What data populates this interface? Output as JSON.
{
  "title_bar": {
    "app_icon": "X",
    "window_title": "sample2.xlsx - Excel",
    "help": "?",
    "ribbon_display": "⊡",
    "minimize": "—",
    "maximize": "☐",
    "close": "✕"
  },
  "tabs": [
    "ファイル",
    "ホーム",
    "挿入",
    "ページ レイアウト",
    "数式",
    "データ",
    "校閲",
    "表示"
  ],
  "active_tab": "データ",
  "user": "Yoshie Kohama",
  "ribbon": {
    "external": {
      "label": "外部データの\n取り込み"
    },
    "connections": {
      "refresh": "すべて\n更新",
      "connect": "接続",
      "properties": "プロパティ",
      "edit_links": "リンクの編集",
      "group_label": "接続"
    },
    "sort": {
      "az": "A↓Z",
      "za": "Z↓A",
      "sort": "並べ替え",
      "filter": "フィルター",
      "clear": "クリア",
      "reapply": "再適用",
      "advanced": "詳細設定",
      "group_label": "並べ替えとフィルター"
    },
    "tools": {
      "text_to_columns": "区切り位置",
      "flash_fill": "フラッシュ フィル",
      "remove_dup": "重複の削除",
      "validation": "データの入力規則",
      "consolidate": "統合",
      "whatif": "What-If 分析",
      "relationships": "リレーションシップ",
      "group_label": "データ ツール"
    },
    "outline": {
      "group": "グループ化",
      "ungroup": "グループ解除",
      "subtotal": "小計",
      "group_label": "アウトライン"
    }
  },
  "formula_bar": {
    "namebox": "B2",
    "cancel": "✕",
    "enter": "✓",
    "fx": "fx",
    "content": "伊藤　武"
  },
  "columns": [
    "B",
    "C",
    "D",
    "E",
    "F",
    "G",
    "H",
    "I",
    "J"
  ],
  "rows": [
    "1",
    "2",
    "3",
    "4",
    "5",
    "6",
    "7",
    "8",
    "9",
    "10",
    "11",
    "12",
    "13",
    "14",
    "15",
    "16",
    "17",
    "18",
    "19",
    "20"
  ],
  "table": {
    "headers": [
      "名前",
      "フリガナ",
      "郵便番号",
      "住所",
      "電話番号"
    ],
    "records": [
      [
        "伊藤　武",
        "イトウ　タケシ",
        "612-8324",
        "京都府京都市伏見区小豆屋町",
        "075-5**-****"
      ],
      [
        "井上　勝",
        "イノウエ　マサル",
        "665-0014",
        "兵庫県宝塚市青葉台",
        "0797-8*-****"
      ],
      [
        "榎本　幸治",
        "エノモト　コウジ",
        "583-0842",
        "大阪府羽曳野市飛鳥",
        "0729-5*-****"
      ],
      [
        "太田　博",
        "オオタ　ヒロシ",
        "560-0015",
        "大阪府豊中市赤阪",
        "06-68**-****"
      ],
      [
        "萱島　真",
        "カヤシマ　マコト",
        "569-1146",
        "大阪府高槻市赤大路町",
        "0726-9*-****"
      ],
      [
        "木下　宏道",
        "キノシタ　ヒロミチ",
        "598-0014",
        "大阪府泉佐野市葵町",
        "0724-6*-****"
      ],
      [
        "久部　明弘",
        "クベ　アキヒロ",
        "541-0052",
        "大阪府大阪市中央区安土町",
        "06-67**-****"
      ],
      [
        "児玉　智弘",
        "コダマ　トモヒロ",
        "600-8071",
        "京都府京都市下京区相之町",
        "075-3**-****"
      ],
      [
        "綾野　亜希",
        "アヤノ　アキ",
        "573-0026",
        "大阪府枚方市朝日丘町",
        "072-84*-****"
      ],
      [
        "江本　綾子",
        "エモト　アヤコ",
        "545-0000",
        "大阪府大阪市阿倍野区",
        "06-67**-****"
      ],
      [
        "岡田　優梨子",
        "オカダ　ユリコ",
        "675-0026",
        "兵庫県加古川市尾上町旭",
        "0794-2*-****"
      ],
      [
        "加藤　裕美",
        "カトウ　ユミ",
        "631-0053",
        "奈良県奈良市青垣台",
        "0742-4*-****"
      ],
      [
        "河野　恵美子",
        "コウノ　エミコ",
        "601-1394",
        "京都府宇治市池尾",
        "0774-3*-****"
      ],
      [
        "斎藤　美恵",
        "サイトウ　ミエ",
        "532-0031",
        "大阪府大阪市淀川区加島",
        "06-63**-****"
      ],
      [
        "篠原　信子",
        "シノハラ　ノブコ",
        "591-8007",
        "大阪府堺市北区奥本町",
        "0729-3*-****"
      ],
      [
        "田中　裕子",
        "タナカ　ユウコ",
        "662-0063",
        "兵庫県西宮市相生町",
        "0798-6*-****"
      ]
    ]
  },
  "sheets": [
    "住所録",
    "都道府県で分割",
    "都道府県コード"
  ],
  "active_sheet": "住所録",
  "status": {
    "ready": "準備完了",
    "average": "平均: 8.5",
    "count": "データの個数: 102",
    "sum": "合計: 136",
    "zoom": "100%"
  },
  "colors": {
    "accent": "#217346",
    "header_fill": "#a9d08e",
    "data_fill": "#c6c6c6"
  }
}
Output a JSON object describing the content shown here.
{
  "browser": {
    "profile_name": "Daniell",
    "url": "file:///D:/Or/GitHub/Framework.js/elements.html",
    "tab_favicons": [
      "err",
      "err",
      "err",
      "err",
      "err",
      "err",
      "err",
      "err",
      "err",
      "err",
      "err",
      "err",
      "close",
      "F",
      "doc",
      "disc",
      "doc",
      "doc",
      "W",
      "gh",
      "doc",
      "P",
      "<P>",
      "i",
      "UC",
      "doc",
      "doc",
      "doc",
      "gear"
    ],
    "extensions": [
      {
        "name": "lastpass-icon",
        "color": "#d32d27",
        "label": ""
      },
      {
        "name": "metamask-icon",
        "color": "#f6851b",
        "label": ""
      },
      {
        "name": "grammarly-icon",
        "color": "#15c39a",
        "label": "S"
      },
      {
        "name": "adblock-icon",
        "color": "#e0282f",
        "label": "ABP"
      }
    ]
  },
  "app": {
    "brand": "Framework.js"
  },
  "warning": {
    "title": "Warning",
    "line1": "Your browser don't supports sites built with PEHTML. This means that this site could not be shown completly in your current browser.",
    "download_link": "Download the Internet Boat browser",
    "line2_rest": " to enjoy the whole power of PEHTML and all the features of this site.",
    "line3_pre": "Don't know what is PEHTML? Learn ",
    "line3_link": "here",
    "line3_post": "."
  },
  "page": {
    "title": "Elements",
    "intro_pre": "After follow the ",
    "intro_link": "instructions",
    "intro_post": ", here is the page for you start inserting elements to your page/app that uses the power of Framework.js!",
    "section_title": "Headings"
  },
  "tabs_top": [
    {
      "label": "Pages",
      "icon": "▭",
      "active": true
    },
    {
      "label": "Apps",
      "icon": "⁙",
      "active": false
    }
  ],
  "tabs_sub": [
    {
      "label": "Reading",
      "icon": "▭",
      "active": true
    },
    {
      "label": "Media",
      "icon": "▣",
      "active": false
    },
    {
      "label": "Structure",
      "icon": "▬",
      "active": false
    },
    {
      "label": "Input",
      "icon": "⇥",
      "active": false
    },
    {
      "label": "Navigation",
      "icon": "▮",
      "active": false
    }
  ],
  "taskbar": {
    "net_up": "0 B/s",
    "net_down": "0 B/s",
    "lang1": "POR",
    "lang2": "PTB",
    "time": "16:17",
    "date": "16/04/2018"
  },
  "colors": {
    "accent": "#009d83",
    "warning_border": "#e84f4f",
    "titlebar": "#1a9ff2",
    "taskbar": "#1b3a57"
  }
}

WHAT IS NEEDED >>
Quote every line of the data, word for word.

ANSWER TO THE PROBLEM >>
What data populates this interface? Output as JSON.
{
  "title_bar": {
    "app_icon": "X",
    "window_title": "sample2.xlsx - Excel",
    "help": "?",
    "ribbon_display": "⊡",
    "minimize": "—",
    "maximize": "☐",
    "close": "✕"
  },
  "tabs": [
    "ファイル",
    "ホーム",
    "挿入",
    "ページ レイアウト",
    "数式",
    "データ",
    "校閲",
    "表示"
  ],
  "active_tab": "データ",
  "user": "Yoshie Kohama",
  "ribbon": {
    "external": {
      "label": "外部データの\n取り込み"
    },
    "connections": {
      "refresh": "すべて\n更新",
      "connect": "接続",
      "properties": "プロパティ",
      "edit_links": "リンクの編集",
      "group_label": "接続"
    },
    "sort": {
      "az": "A↓Z",
      "za": "Z↓A",
      "sort": "並べ替え",
      "filter": "フィルター",
      "clear": "クリア",
      "reapply": "再適用",
      "advanced": "詳細設定",
      "group_label": "並べ替えとフィルター"
    },
    "tools": {
      "text_to_columns": "区切り位置",
      "flash_fill": "フラッシュ フィル",
      "remove_dup": "重複の削除",
      "validation": "データの入力規則",
      "consolidate": "統合",
      "whatif": "What-If 分析",
      "relationships": "リレーションシップ",
      "group_label": "データ ツール"
    },
    "outline": {
      "group": "グループ化",
      "ungroup": "グループ解除",
      "subtotal": "小計",
      "group_label": "アウトライン"
    }
  },
  "formula_bar": {
    "namebox": "B2",
    "cancel": "✕",
    "enter": "✓",
    "fx": "fx",
    "content": "伊藤　武"
  },
  "columns": [
    "B",
    "C",
    "D",
    "E",
    "F",
    "G",
    "H",
    "I",
    "J"
  ],
  "rows": [
    "1",
    "2",
    "3",
    "4",
    "5",
    "6",
    "7",
    "8",
    "9",
    "10",
    "11",
    "12",
    "13",
    "14",
    "15",
    "16",
    "17",
    "18",
    "19",
    "20"
  ],
  "table": {
    "headers": [
      "名前",
      "フリガナ",
      "郵便番号",
      "住所",
      "電話番号"
    ],
    "records": [
      [
        "伊藤　武",
        "イトウ　タケシ",
        "612-8324",
        "京都府京都市伏見区小豆屋町",
        "075-5**-****"
      ],
      [
        "井上　勝",
        "イノウエ　マサル",
        "665-0014",
        "兵庫県宝塚市青葉台",
        "0797-8*-****"
      ],
      [
        "榎本　幸治",
        "エノモト　コウジ",
        "583-0842",
        "大阪府羽曳野市飛鳥",
        "0729-5*-****"
      ],
      [
        "太田　博",
        "オオタ　ヒロシ",
        "560-0015",
        "大阪府豊中市赤阪",
        "06-68**-****"
      ],
      [
        "萱島　真",
        "カヤシマ　マコト",
        "569-1146",
        "大阪府高槻市赤大路町",
        "0726-9*-****"
      ],
      [
        "木下　宏道",
        "キノシタ　ヒロミチ",
        "598-0014",
        "大阪府泉佐野市葵町",
        "0724-6*-****"
      ],
      [
        "久部　明弘",
        "クベ　アキヒロ",
        "541-0052",
        "大阪府大阪市中央区安土町",
        "06-67**-****"
      ],
      [
        "児玉　智弘",
        "コダマ　トモヒロ",
        "600-8071",
        "京都府京都市下京区相之町",
        "075-3**-****"
      ],
      [
        "綾野　亜希",
        "アヤノ　アキ",
        "573-0026",
        "大阪府枚方市朝日丘町",
        "072-84*-****"
      ],
      [
        "江本　綾子",
        "エモト　アヤコ",
        "545-0000",
        "大阪府大阪市阿倍野区",
        "06-67**-****"
      ],
      [
        "岡田　優梨子",
        "オカダ　ユリコ",
        "675-0026",
        "兵庫県加古川市尾上町旭",
        "0794-2*-****"
      ],
      [
        "加藤　裕美",
        "カトウ　ユミ",
        "631-0053",
        "奈良県奈良市青垣台",
        "0742-4*-****"
      ],
      [
        "河野　恵美子",
        "コウノ　エミコ",
        "601-1394",
        "京都府宇治市池尾",
        "0774-3*-****"
      ],
      [
        "斎藤　美恵",
        "サイトウ　ミエ",
        "532-0031",
        "大阪府大阪市淀川区加島",
        "06-63**-****"
      ],
      [
        "篠原　信子",
        "シノハラ　ノブコ",
        "591-8007",
        "大阪府堺市北区奥本町",
        "0729-3*-****"
      ],
      [
        "田中　裕子",
        "タナカ　ユウコ",
        "662-0063",
        "兵庫県西宮市相生町",
        "0798-6*-****"
      ]
    ]
  },
  "sheets": [
    "住所録",
    "都道府県で分割",
    "都道府県コード"
  ],
  "active_sheet": "住所録",
  "status": {
    "ready": "準備完了",
    "average": "平均: 8.5",
    "count": "データの個数: 102",
    "sum": "合計: 136",
    "zoom": "100%"
  },
  "colors": {
    "accent": "#217346",
    "header_fill": "#a9d08e",
    "data_fill": "#c6c6c6"
  }
}
Output a JSON object describing the content shown here.
{
  "browser": {
    "profile_name": "Daniell",
    "url": "file:///D:/Or/GitHub/Framework.js/elements.html",
    "tab_favicons": [
      "err",
      "err",
      "err",
      "err",
      "err",
      "err",
      "err",
      "err",
      "err",
      "err",
      "err",
      "err",
      "close",
      "F",
      "doc",
      "disc",
      "doc",
      "doc",
      "W",
      "gh",
      "doc",
      "P",
      "<P>",
      "i",
      "UC",
      "doc",
      "doc",
      "doc",
      "gear"
    ],
    "extensions": [
      {
        "name": "lastpass-icon",
        "color": "#d32d27",
        "label": ""
      },
      {
        "name": "metamask-icon",
        "color": "#f6851b",
        "label": ""
      },
      {
        "name": "grammarly-icon",
        "color": "#15c39a",
        "label": "S"
      },
      {
        "name": "adblock-icon",
        "color": "#e0282f",
        "label": "ABP"
      }
    ]
  },
  "app": {
    "brand": "Framework.js"
  },
  "warning": {
    "title": "Warning",
    "line1": "Your browser don't supports sites built with PEHTML. This means that this site could not be shown completly in your current browser.",
    "download_link": "Download the Internet Boat browser",
    "line2_rest": " to enjoy the whole power of PEHTML and all the features of this site.",
    "line3_pre": "Don't know what is PEHTML? Learn ",
    "line3_link": "here",
    "line3_post": "."
  },
  "page": {
    "title": "Elements",
    "intro_pre": "After follow the ",
    "intro_link": "instructions",
    "intro_post": ", here is the page for you start inserting elements to your page/app that uses the power of Framework.js!",
    "section_title": "Headings"
  },
  "tabs_top": [
    {
      "label": "Pages",
      "icon": "▭",
      "active": true
    },
    {
      "label": "Apps",
      "icon": "⁙",
      "active": false
    }
  ],
  "tabs_sub": [
    {
      "label": "Reading",
      "icon": "▭",
      "active": true
    },
    {
      "label": "Media",
      "icon": "▣",
      "active": false
    },
    {
      "label": "Structure",
      "icon": "▬",
      "active": false
    },
    {
      "label": "Input",
      "icon": "⇥",
      "active": false
    },
    {
      "label": "Navigation",
      "icon": "▮",
      "active": false
    }
  ],
  "taskbar": {
    "net_up": "0 B/s",
    "net_down": "0 B/s",
    "lang1": "POR",
    "lang2": "PTB",
    "time": "16:17",
    "date": "16/04/2018"
  },
  "colors": {
    "accent": "#009d83",
    "warning_border": "#e84f4f",
    "titlebar": "#1a9ff2",
    "taskbar": "#1b3a57"
  }
}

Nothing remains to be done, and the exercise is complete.